[Short exercise]:
"structured" appears in how many lines of the entries? State only the number.

[Material]:
# # # # #

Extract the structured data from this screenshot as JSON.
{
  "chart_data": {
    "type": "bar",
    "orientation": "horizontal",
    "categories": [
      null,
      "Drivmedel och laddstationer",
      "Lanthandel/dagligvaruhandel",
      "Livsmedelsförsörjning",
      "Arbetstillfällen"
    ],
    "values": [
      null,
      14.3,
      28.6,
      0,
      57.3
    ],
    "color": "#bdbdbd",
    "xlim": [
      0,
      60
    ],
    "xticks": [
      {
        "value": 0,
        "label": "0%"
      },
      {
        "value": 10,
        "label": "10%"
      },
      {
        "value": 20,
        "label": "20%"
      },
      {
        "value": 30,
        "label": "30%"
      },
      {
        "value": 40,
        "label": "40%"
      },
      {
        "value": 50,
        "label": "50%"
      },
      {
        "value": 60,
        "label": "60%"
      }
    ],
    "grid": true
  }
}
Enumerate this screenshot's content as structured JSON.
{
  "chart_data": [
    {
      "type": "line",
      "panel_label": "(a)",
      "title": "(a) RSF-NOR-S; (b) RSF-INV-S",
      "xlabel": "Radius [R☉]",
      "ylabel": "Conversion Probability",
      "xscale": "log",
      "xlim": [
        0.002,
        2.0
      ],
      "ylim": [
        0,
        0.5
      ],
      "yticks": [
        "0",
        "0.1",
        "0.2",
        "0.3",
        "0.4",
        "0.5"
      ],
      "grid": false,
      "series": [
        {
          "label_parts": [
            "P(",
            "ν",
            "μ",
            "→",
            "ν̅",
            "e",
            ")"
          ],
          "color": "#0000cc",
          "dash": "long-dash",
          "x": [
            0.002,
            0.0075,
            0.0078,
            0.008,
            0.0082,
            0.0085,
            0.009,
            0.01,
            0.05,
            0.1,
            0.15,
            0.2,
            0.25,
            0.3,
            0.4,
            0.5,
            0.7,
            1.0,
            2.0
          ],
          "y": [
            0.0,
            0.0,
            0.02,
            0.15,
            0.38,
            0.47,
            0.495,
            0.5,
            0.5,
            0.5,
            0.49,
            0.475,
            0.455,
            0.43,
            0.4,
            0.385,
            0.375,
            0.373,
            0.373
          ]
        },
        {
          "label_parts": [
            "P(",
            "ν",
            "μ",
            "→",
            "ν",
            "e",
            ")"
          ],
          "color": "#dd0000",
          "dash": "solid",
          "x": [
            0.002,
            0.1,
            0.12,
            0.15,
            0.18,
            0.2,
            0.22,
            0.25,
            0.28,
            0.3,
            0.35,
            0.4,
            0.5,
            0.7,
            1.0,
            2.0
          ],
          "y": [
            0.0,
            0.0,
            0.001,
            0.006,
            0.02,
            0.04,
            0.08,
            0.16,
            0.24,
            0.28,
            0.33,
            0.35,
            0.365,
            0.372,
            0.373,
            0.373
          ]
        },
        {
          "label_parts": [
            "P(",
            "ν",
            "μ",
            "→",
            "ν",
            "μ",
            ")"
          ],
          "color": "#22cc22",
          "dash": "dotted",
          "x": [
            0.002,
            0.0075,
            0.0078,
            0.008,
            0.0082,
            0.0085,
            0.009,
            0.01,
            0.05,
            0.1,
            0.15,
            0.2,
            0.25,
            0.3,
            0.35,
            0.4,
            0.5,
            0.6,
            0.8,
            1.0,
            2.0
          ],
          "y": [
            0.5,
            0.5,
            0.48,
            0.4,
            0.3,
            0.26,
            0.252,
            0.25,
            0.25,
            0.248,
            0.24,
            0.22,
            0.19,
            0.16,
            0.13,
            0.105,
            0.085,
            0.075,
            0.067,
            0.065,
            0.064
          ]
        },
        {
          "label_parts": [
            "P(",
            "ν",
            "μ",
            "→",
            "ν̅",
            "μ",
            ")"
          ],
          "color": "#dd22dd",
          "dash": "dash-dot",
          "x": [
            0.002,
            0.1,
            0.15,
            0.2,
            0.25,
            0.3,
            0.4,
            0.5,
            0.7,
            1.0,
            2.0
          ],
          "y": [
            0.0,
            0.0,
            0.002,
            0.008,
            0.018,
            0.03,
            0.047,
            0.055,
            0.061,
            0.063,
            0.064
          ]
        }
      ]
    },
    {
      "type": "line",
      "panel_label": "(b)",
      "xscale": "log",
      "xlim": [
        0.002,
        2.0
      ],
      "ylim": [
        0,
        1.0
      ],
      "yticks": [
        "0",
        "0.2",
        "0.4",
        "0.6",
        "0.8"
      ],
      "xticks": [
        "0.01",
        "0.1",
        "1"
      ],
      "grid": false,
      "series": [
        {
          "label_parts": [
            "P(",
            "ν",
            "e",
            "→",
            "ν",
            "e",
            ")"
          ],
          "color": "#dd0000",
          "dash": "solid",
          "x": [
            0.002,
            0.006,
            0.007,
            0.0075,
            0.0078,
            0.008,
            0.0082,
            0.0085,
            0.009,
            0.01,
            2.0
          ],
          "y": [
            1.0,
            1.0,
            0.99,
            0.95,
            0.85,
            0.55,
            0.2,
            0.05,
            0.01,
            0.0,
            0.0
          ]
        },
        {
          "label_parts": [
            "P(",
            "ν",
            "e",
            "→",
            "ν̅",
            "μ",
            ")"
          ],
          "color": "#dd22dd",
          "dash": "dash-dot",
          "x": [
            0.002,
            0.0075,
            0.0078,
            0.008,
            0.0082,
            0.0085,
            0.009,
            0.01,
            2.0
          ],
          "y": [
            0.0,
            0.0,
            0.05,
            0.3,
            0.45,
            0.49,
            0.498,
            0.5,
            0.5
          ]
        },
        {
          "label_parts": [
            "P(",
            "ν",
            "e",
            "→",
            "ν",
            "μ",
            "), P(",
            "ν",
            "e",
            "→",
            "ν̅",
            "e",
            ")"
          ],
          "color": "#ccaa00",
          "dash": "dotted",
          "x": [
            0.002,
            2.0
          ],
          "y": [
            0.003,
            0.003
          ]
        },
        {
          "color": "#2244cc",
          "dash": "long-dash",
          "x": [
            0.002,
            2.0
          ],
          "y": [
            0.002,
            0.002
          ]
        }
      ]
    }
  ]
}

# # # # #

[Correct result]:
2